*GIVEN DATA:*
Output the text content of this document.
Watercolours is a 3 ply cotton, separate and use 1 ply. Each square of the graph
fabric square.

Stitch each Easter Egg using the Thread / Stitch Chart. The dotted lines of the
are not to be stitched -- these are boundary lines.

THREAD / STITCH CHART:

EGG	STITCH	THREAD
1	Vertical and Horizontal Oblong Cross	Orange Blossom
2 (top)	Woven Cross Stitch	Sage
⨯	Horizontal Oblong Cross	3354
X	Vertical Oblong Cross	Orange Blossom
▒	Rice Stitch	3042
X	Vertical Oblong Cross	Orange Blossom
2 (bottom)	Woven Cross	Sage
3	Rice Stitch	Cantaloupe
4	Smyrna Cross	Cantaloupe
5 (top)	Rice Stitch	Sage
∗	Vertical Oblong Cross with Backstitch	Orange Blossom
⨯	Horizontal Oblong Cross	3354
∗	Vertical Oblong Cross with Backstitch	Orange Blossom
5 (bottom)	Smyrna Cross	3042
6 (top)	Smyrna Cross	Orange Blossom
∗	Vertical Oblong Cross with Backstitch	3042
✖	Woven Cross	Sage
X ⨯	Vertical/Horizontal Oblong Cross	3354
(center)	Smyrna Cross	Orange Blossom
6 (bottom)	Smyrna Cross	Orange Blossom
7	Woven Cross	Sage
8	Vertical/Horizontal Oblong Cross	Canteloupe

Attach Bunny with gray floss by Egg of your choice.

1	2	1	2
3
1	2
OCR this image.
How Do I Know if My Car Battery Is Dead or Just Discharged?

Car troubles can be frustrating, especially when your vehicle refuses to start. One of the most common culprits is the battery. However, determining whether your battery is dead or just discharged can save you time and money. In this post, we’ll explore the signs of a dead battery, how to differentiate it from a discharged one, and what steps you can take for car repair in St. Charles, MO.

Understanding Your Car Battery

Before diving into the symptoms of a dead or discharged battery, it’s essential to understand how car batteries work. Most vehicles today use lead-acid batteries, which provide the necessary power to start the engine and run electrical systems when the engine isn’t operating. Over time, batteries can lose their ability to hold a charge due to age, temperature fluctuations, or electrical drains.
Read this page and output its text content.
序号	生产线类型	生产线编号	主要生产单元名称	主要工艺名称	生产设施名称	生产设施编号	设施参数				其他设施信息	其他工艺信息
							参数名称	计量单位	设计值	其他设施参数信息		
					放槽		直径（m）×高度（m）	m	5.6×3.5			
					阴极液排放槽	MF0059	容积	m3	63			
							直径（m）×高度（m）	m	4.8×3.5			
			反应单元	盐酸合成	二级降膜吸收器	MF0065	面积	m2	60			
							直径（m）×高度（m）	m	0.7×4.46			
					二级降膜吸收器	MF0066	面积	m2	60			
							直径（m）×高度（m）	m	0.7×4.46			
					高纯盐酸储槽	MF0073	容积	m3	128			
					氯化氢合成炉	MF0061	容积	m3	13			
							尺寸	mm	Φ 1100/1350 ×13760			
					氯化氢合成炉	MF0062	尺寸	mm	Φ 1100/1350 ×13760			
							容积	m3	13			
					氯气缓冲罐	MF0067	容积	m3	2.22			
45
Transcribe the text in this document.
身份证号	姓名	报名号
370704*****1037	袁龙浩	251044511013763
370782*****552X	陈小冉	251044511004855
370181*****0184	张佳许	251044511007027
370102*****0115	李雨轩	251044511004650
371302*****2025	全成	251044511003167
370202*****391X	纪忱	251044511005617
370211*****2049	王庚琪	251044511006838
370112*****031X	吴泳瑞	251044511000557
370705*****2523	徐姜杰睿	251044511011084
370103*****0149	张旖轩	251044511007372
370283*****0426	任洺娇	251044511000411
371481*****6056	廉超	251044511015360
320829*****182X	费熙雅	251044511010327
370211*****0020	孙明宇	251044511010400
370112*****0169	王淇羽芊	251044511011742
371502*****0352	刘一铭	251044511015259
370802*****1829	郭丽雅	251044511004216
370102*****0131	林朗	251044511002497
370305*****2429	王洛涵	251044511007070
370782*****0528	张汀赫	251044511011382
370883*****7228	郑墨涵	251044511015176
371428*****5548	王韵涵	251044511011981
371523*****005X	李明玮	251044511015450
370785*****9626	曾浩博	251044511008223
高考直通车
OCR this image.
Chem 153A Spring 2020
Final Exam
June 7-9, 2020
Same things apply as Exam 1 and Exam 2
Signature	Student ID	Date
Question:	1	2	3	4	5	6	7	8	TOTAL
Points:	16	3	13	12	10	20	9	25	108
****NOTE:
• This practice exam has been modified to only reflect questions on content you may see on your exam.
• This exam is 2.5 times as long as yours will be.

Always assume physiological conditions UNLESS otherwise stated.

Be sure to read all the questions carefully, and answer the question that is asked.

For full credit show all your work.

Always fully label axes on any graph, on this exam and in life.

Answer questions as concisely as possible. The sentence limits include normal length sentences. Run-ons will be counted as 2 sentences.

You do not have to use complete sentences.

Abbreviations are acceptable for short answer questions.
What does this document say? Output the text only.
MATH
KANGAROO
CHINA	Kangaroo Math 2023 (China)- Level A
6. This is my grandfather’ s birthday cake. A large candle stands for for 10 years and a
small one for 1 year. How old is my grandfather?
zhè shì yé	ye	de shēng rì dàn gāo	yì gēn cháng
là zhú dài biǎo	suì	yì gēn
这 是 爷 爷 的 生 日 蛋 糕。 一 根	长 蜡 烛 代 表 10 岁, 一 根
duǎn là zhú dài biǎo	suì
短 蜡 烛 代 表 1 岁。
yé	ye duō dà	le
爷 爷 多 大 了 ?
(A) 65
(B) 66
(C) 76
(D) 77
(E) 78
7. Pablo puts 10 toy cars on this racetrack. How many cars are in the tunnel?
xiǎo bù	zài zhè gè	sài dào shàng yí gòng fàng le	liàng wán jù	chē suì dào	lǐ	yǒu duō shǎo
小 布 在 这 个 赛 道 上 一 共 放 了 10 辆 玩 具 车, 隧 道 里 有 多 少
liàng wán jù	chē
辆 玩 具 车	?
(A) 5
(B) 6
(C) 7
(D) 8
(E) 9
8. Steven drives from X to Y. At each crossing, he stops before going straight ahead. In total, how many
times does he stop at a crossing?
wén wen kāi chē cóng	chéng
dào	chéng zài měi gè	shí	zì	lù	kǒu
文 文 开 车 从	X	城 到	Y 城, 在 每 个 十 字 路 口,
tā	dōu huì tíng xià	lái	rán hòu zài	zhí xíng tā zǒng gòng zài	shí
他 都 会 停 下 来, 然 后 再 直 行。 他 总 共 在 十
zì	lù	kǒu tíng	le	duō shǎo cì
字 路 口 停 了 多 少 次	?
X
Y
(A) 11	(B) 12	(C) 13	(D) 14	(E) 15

*TASK PROMPT:*
Return every entry exactly as given.

*TASK ANSWER:*
Output the text content of this document.
Watercolours is a 3 ply cotton, separate and use 1 ply. Each square of the graph
fabric square.

Stitch each Easter Egg using the Thread / Stitch Chart. The dotted lines of the
are not to be stitched -- these are boundary lines.

THREAD / STITCH CHART:

EGG	STITCH	THREAD
1	Vertical and Horizontal Oblong Cross	Orange Blossom
2 (top)	Woven Cross Stitch	Sage
⨯	Horizontal Oblong Cross	3354
X	Vertical Oblong Cross	Orange Blossom
▒	Rice Stitch	3042
X	Vertical Oblong Cross	Orange Blossom
2 (bottom)	Woven Cross	Sage
3	Rice Stitch	Cantaloupe
4	Smyrna Cross	Cantaloupe
5 (top)	Rice Stitch	Sage
∗	Vertical Oblong Cross with Backstitch	Orange Blossom
⨯	Horizontal Oblong Cross	3354
∗	Vertical Oblong Cross with Backstitch	Orange Blossom
5 (bottom)	Smyrna Cross	3042
6 (top)	Smyrna Cross	Orange Blossom
∗	Vertical Oblong Cross with Backstitch	3042
✖	Woven Cross	Sage
X ⨯	Vertical/Horizontal Oblong Cross	3354
(center)	Smyrna Cross	Orange Blossom
6 (bottom)	Smyrna Cross	Orange Blossom
7	Woven Cross	Sage
8	Vertical/Horizontal Oblong Cross	Canteloupe

Attach Bunny with gray floss by Egg of your choice.

1	2	1	2
3
1	2
OCR this image.
How Do I Know if My Car Battery Is Dead or Just Discharged?

Car troubles can be frustrating, especially when your vehicle refuses to start. One of the most common culprits is the battery. However, determining whether your battery is dead or just discharged can save you time and money. In this post, we’ll explore the signs of a dead battery, how to differentiate it from a discharged one, and what steps you can take for car repair in St. Charles, MO.

Understanding Your Car Battery

Before diving into the symptoms of a dead or discharged battery, it’s essential to understand how car batteries work. Most vehicles today use lead-acid batteries, which provide the necessary power to start the engine and run electrical systems when the engine isn’t operating. Over time, batteries can lose their ability to hold a charge due to age, temperature fluctuations, or electrical drains.
Read this page and output its text content.
序号	生产线类型	生产线编号	主要生产单元名称	主要工艺名称	生产设施名称	生产设施编号	设施参数				其他设施信息	其他工艺信息
							参数名称	计量单位	设计值	其他设施参数信息		
					放槽		直径（m）×高度（m）	m	5.6×3.5			
					阴极液排放槽	MF0059	容积	m3	63			
							直径（m）×高度（m）	m	4.8×3.5			
			反应单元	盐酸合成	二级降膜吸收器	MF0065	面积	m2	60			
							直径（m）×高度（m）	m	0.7×4.46			
					二级降膜吸收器	MF0066	面积	m2	60			
							直径（m）×高度（m）	m	0.7×4.46			
					高纯盐酸储槽	MF0073	容积	m3	128			
					氯化氢合成炉	MF0061	容积	m3	13			
							尺寸	mm	Φ 1100/1350 ×13760			
					氯化氢合成炉	MF0062	尺寸	mm	Φ 1100/1350 ×13760			
							容积	m3	13			
					氯气缓冲罐	MF0067	容积	m3	2.22			
45
Transcribe the text in this document.
身份证号	姓名	报名号
370704*****1037	袁龙浩	251044511013763
370782*****552X	陈小冉	251044511004855
370181*****0184	张佳许	251044511007027
370102*****0115	李雨轩	251044511004650
371302*****2025	全成	251044511003167
370202*****391X	纪忱	251044511005617
370211*****2049	王庚琪	251044511006838
370112*****031X	吴泳瑞	251044511000557
370705*****2523	徐姜杰睿	251044511011084
370103*****0149	张旖轩	251044511007372
370283*****0426	任洺娇	251044511000411
371481*****6056	廉超	251044511015360
320829*****182X	费熙雅	251044511010327
370211*****0020	孙明宇	251044511010400
370112*****0169	王淇羽芊	251044511011742
371502*****0352	刘一铭	251044511015259
370802*****1829	郭丽雅	251044511004216
370102*****0131	林朗	251044511002497
370305*****2429	王洛涵	251044511007070
370782*****0528	张汀赫	251044511011382
370883*****7228	郑墨涵	251044511015176
371428*****5548	王韵涵	251044511011981
371523*****005X	李明玮	251044511015450
370785*****9626	曾浩博	251044511008223
高考直通车
OCR this image.
Chem 153A Spring 2020
Final Exam
June 7-9, 2020
Same things apply as Exam 1 and Exam 2
Signature	Student ID	Date
Question:	1	2	3	4	5	6	7	8	TOTAL
Points:	16	3	13	12	10	20	9	25	108
****NOTE:
• This practice exam has been modified to only reflect questions on content you may see on your exam.
• This exam is 2.5 times as long as yours will be.

Always assume physiological conditions UNLESS otherwise stated.

Be sure to read all the questions carefully, and answer the question that is asked.

For full credit show all your work.

Always fully label axes on any graph, on this exam and in life.

Answer questions as concisely as possible. The sentence limits include normal length sentences. Run-ons will be counted as 2 sentences.

You do not have to use complete sentences.

Abbreviations are acceptable for short answer questions.
What does this document say? Output the text only.
MATH
KANGAROO
CHINA	Kangaroo Math 2023 (China)- Level A
6. This is my grandfather’ s birthday cake. A large candle stands for for 10 years and a
small one for 1 year. How old is my grandfather?
zhè shì yé	ye	de shēng rì dàn gāo	yì gēn cháng
là zhú dài biǎo	suì	yì gēn
这 是 爷 爷 的 生 日 蛋 糕。 一 根	长 蜡 烛 代 表 10 岁, 一 根
duǎn là zhú dài biǎo	suì
短 蜡 烛 代 表 1 岁。
yé	ye duō dà	le
爷 爷 多 大 了 ?
(A) 65
(B) 66
(C) 76
(D) 77
(E) 78
7. Pablo puts 10 toy cars on this racetrack. How many cars are in the tunnel?
xiǎo bù	zài zhè gè	sài dào shàng yí gòng fàng le	liàng wán jù	chē suì dào	lǐ	yǒu duō shǎo
小 布 在 这 个 赛 道 上 一 共 放 了 10 辆 玩 具 车, 隧 道 里 有 多 少
liàng wán jù	chē
辆 玩 具 车	?
(A) 5
(B) 6
(C) 7
(D) 8
(E) 9
8. Steven drives from X to Y. At each crossing, he stops before going straight ahead. In total, how many
times does he stop at a crossing?
wén wen kāi chē cóng	chéng
dào	chéng zài měi gè	shí	zì	lù	kǒu
文 文 开 车 从	X	城 到	Y 城, 在 每 个 十 字 路 口,
tā	dōu huì tíng xià	lái	rán hòu zài	zhí xíng tā zǒng gòng zài	shí
他 都 会 停 下 来, 然 后 再 直 行。 他 总 共 在 十
zì	lù	kǒu tíng	le	duō shǎo cì
字 路 口 停 了 多 少 次	?
X
Y
(A) 11	(B) 12	(C) 13	(D) 14	(E) 15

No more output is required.